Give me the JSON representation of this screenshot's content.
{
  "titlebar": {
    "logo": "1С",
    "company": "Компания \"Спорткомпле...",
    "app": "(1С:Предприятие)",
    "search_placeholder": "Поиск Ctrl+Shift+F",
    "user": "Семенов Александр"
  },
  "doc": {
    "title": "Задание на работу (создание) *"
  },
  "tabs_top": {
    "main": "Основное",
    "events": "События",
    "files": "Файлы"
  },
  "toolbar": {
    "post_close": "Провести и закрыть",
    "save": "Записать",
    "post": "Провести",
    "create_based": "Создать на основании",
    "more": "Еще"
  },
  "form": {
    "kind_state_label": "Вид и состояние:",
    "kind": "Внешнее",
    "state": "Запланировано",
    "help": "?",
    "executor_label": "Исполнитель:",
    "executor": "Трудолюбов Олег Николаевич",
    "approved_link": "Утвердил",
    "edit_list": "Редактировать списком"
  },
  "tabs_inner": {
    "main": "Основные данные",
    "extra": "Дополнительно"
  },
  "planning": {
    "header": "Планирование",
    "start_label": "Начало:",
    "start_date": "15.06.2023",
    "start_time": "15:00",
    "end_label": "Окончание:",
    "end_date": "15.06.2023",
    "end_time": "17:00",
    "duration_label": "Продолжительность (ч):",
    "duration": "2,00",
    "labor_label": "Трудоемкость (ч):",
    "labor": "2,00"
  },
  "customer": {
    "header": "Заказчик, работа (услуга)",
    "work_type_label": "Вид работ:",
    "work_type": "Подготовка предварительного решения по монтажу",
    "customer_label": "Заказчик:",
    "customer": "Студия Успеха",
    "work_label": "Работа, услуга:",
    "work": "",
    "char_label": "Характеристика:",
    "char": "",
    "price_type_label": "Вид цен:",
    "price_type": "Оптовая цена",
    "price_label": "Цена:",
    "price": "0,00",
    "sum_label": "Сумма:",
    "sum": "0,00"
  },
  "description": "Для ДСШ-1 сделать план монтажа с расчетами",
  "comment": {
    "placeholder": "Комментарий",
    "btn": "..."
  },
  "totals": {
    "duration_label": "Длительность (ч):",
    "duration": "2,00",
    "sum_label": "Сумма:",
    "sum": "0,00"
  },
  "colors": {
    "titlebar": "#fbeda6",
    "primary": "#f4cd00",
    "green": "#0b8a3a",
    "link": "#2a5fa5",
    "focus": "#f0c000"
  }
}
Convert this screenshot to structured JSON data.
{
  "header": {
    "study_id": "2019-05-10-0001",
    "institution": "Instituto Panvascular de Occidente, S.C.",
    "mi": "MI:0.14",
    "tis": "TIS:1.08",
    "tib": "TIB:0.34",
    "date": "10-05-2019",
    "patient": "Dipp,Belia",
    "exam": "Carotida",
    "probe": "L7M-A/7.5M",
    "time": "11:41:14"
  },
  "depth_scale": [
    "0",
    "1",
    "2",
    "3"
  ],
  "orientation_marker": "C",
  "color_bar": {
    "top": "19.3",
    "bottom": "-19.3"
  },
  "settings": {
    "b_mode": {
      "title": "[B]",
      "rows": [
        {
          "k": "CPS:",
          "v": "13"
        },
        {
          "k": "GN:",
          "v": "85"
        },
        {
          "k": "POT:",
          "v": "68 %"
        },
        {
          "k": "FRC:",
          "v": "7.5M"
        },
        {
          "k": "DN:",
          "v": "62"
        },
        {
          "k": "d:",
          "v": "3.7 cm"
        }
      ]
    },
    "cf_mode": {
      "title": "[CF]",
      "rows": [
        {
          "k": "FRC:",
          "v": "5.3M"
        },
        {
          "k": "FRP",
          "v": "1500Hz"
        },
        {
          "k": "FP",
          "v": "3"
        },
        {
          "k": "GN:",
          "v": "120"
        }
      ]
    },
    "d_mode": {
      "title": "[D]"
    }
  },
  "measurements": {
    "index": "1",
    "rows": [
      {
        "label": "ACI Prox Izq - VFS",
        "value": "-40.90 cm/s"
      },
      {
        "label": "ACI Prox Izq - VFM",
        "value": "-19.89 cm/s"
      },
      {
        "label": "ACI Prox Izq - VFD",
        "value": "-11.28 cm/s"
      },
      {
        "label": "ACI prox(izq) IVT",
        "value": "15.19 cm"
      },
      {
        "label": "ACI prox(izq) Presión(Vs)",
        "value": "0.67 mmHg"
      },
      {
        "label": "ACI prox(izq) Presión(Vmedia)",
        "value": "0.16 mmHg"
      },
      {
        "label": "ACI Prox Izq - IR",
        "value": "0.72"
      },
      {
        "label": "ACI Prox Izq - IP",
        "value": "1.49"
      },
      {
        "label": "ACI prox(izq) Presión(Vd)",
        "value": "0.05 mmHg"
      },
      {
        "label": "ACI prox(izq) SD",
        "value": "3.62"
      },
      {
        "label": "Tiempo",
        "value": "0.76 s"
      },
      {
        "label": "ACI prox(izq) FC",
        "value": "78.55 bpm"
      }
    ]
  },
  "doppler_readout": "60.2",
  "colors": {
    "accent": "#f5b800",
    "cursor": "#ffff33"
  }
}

- - - - - - -

▶ **EXERCISE**
Copy every line from the records above that contains the word "header".

▶ **EXPECTED ANSWER**
    "header": "Планирование",
    "header": "Заказчик, работа (услуга)",
  "header": {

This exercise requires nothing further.